Will you give every entry again exactly as it stands?

Extracted data entries:
* * *
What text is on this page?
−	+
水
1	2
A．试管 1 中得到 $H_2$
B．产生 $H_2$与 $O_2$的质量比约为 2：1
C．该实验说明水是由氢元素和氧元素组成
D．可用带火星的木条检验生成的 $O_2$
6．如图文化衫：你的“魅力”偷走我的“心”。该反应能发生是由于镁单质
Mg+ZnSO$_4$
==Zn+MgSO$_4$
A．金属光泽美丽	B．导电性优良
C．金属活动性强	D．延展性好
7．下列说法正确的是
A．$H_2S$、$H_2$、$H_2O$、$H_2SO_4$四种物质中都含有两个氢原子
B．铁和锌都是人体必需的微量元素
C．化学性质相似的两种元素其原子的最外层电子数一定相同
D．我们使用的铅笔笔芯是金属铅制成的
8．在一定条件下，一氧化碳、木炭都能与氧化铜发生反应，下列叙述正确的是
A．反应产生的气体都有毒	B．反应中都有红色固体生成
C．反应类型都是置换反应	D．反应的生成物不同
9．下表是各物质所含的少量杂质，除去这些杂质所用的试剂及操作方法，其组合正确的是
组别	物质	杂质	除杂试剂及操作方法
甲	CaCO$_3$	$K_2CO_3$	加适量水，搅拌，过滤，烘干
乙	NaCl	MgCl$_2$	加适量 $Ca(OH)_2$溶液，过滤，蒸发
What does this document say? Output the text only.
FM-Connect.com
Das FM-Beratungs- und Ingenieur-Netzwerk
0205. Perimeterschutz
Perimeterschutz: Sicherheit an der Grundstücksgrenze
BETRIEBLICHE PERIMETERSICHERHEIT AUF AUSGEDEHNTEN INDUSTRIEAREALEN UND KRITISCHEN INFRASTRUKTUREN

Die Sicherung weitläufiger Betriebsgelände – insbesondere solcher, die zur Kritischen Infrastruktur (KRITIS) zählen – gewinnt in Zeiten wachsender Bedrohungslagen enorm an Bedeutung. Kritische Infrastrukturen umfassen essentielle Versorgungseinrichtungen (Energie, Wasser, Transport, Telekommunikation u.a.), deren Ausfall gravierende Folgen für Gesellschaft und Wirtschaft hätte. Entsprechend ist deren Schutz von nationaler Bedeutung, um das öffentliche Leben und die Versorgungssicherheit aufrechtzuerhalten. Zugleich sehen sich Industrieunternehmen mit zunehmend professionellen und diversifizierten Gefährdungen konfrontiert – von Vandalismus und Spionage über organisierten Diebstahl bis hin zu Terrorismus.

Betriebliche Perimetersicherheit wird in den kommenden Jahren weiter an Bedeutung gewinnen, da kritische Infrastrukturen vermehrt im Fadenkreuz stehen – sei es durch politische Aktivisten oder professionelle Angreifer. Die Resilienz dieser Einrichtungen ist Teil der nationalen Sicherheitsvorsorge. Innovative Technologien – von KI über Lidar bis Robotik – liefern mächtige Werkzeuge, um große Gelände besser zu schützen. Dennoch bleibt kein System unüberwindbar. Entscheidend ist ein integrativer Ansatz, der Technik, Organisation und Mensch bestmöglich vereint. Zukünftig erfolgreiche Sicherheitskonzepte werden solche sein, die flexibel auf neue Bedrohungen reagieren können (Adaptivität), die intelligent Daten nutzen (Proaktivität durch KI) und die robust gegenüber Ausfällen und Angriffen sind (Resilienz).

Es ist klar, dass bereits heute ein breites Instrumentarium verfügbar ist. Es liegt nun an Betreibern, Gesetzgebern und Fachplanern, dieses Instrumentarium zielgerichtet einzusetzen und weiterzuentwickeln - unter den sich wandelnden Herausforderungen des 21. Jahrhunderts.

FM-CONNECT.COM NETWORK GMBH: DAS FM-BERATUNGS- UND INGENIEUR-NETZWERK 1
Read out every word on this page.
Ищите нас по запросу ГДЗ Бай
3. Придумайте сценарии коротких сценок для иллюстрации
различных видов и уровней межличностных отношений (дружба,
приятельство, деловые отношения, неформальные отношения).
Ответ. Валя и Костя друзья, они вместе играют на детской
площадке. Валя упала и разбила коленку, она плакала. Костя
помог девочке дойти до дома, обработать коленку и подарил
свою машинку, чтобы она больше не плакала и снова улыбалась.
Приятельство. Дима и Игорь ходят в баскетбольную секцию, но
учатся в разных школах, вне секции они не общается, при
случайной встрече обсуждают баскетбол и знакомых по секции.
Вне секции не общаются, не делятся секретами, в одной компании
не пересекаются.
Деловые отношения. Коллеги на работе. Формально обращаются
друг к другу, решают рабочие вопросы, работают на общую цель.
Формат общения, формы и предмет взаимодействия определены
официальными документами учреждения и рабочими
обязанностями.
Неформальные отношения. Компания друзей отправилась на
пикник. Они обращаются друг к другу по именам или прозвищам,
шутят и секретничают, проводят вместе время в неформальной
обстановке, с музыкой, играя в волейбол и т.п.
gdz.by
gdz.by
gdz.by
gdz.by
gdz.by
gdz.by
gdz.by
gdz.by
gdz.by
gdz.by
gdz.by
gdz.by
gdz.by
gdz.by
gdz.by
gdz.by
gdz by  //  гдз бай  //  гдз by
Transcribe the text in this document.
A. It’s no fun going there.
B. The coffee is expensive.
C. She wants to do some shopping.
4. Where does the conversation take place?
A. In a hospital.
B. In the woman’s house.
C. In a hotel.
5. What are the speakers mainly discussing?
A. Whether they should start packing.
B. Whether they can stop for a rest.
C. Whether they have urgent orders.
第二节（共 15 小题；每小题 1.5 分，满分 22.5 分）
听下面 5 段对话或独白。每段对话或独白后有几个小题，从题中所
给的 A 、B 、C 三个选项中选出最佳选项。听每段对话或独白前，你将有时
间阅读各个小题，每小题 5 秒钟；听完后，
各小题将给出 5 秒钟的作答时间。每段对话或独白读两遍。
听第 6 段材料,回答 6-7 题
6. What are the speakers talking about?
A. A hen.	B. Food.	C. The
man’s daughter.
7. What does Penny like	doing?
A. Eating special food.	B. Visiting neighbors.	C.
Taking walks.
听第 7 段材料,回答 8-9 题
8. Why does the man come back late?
* * *
Full response
What text is on this page?
−	+
水
1	2
A．试管 1 中得到 $H_2$
B．产生 $H_2$与 $O_2$的质量比约为 2：1
C．该实验说明水是由氢元素和氧元素组成
D．可用带火星的木条检验生成的 $O_2$
6．如图文化衫：你的“魅力”偷走我的“心”。该反应能发生是由于镁单质
Mg+ZnSO$_4$
==Zn+MgSO$_4$
A．金属光泽美丽	B．导电性优良
C．金属活动性强	D．延展性好
7．下列说法正确的是
A．$H_2S$、$H_2$、$H_2O$、$H_2SO_4$四种物质中都含有两个氢原子
B．铁和锌都是人体必需的微量元素
C．化学性质相似的两种元素其原子的最外层电子数一定相同
D．我们使用的铅笔笔芯是金属铅制成的
8．在一定条件下，一氧化碳、木炭都能与氧化铜发生反应，下列叙述正确的是
A．反应产生的气体都有毒	B．反应中都有红色固体生成
C．反应类型都是置换反应	D．反应的生成物不同
9．下表是各物质所含的少量杂质，除去这些杂质所用的试剂及操作方法，其组合正确的是
组别	物质	杂质	除杂试剂及操作方法
甲	CaCO$_3$	$K_2CO_3$	加适量水，搅拌，过滤，烘干
乙	NaCl	MgCl$_2$	加适量 $Ca(OH)_2$溶液，过滤，蒸发
What does this document say? Output the text only.
FM-Connect.com
Das FM-Beratungs- und Ingenieur-Netzwerk
0205. Perimeterschutz
Perimeterschutz: Sicherheit an der Grundstücksgrenze
BETRIEBLICHE PERIMETERSICHERHEIT AUF AUSGEDEHNTEN INDUSTRIEAREALEN UND KRITISCHEN INFRASTRUKTUREN

Die Sicherung weitläufiger Betriebsgelände – insbesondere solcher, die zur Kritischen Infrastruktur (KRITIS) zählen – gewinnt in Zeiten wachsender Bedrohungslagen enorm an Bedeutung. Kritische Infrastrukturen umfassen essentielle Versorgungseinrichtungen (Energie, Wasser, Transport, Telekommunikation u.a.), deren Ausfall gravierende Folgen für Gesellschaft und Wirtschaft hätte. Entsprechend ist deren Schutz von nationaler Bedeutung, um das öffentliche Leben und die Versorgungssicherheit aufrechtzuerhalten. Zugleich sehen sich Industrieunternehmen mit zunehmend professionellen und diversifizierten Gefährdungen konfrontiert – von Vandalismus und Spionage über organisierten Diebstahl bis hin zu Terrorismus.

Betriebliche Perimetersicherheit wird in den kommenden Jahren weiter an Bedeutung gewinnen, da kritische Infrastrukturen vermehrt im Fadenkreuz stehen – sei es durch politische Aktivisten oder professionelle Angreifer. Die Resilienz dieser Einrichtungen ist Teil der nationalen Sicherheitsvorsorge. Innovative Technologien – von KI über Lidar bis Robotik – liefern mächtige Werkzeuge, um große Gelände besser zu schützen. Dennoch bleibt kein System unüberwindbar. Entscheidend ist ein integrativer Ansatz, der Technik, Organisation und Mensch bestmöglich vereint. Zukünftig erfolgreiche Sicherheitskonzepte werden solche sein, die flexibel auf neue Bedrohungen reagieren können (Adaptivität), die intelligent Daten nutzen (Proaktivität durch KI) und die robust gegenüber Ausfällen und Angriffen sind (Resilienz).

Es ist klar, dass bereits heute ein breites Instrumentarium verfügbar ist. Es liegt nun an Betreibern, Gesetzgebern und Fachplanern, dieses Instrumentarium zielgerichtet einzusetzen und weiterzuentwickeln - unter den sich wandelnden Herausforderungen des 21. Jahrhunderts.

FM-CONNECT.COM NETWORK GMBH: DAS FM-BERATUNGS- UND INGENIEUR-NETZWERK 1
Read out every word on this page.
Ищите нас по запросу ГДЗ Бай
3. Придумайте сценарии коротких сценок для иллюстрации
различных видов и уровней межличностных отношений (дружба,
приятельство, деловые отношения, неформальные отношения).
Ответ. Валя и Костя друзья, они вместе играют на детской
площадке. Валя упала и разбила коленку, она плакала. Костя
помог девочке дойти до дома, обработать коленку и подарил
свою машинку, чтобы она больше не плакала и снова улыбалась.
Приятельство. Дима и Игорь ходят в баскетбольную секцию, но
учатся в разных школах, вне секции они не общается, при
случайной встрече обсуждают баскетбол и знакомых по секции.
Вне секции не общаются, не делятся секретами, в одной компании
не пересекаются.
Деловые отношения. Коллеги на работе. Формально обращаются
друг к другу, решают рабочие вопросы, работают на общую цель.
Формат общения, формы и предмет взаимодействия определены
официальными документами учреждения и рабочими
обязанностями.
Неформальные отношения. Компания друзей отправилась на
пикник. Они обращаются друг к другу по именам или прозвищам,
шутят и секретничают, проводят вместе время в неформальной
обстановке, с музыкой, играя в волейбол и т.п.
gdz.by
gdz.by
gdz.by
gdz.by
gdz.by
gdz.by
gdz.by
gdz.by
gdz.by
gdz.by
gdz.by
gdz.by
gdz.by
gdz.by
gdz.by
gdz.by
gdz by  //  гдз бай  //  гдз by
Transcribe the text in this document.
A. It’s no fun going there.
B. The coffee is expensive.
C. She wants to do some shopping.
4. Where does the conversation take place?
A. In a hospital.
B. In the woman’s house.
C. In a hotel.
5. What are the speakers mainly discussing?
A. Whether they should start packing.
B. Whether they can stop for a rest.
C. Whether they have urgent orders.
第二节（共 15 小题；每小题 1.5 分，满分 22.5 分）
听下面 5 段对话或独白。每段对话或独白后有几个小题，从题中所
给的 A 、B 、C 三个选项中选出最佳选项。听每段对话或独白前，你将有时
间阅读各个小题，每小题 5 秒钟；听完后，
各小题将给出 5 秒钟的作答时间。每段对话或独白读两遍。
听第 6 段材料,回答 6-7 题
6. What are the speakers talking about?
A. A hen.	B. Food.	C. The
man’s daughter.
7. What does Penny like	doing?
A. Eating special food.	B. Visiting neighbors.	C.
Taking walks.
听第 7 段材料,回答 8-9 题
8. Why does the man come back late?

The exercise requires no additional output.